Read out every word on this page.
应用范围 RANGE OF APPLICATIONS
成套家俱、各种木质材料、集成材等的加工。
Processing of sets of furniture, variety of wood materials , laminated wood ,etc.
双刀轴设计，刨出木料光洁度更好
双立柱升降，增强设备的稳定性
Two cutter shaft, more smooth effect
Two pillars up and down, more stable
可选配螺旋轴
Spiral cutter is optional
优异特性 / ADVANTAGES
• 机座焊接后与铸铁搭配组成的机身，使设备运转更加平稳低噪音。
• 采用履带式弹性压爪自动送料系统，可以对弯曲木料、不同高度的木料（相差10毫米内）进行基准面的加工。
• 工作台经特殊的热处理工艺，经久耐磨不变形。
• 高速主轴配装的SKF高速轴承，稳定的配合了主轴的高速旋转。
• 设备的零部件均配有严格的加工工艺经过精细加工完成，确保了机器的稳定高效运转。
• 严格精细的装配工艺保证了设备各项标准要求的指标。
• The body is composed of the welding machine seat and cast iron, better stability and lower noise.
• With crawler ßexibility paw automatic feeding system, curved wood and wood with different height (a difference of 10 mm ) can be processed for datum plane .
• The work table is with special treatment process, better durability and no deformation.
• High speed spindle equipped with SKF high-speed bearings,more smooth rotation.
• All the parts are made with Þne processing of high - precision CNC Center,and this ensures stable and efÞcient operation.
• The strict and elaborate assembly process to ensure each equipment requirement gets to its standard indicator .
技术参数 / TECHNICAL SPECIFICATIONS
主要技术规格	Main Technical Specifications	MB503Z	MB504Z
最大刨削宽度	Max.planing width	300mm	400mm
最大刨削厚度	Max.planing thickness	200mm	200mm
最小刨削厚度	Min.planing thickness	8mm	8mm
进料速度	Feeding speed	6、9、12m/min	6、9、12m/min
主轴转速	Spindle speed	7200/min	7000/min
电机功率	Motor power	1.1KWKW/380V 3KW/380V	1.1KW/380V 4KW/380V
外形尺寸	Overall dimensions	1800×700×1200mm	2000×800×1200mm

◆ **Aim of the exercise**: Repeat all entries. Match them exactly.

◆ **Task answer**:
Read out every word on this page.
应用范围 RANGE OF APPLICATIONS
成套家俱、各种木质材料、集成材等的加工。
Processing of sets of furniture, variety of wood materials , laminated wood ,etc.
双刀轴设计，刨出木料光洁度更好
双立柱升降，增强设备的稳定性
Two cutter shaft, more smooth effect
Two pillars up and down, more stable
可选配螺旋轴
Spiral cutter is optional
优异特性 / ADVANTAGES
• 机座焊接后与铸铁搭配组成的机身，使设备运转更加平稳低噪音。
• 采用履带式弹性压爪自动送料系统，可以对弯曲木料、不同高度的木料（相差10毫米内）进行基准面的加工。
• 工作台经特殊的热处理工艺，经久耐磨不变形。
• 高速主轴配装的SKF高速轴承，稳定的配合了主轴的高速旋转。
• 设备的零部件均配有严格的加工工艺经过精细加工完成，确保了机器的稳定高效运转。
• 严格精细的装配工艺保证了设备各项标准要求的指标。
• The body is composed of the welding machine seat and cast iron, better stability and lower noise.
• With crawler ßexibility paw automatic feeding system, curved wood and wood with different height (a difference of 10 mm ) can be processed for datum plane .
• The work table is with special treatment process, better durability and no deformation.
• High speed spindle equipped with SKF high-speed bearings,more smooth rotation.
• All the parts are made with Þne processing of high - precision CNC Center,and this ensures stable and efÞcient operation.
• The strict and elaborate assembly process to ensure each equipment requirement gets to its standard indicator .
技术参数 / TECHNICAL SPECIFICATIONS
主要技术规格	Main Technical Specifications	MB503Z	MB504Z
最大刨削宽度	Max.planing width	300mm	400mm
最大刨削厚度	Max.planing thickness	200mm	200mm
最小刨削厚度	Min.planing thickness	8mm	8mm
进料速度	Feeding speed	6、9、12m/min	6、9、12m/min
主轴转速	Spindle speed	7200/min	7000/min
电机功率	Motor power	1.1KWKW/380V 3KW/380V	1.1KW/380V 4KW/380V
外形尺寸	Overall dimensions	1800×700×1200mm	2000×800×1200mm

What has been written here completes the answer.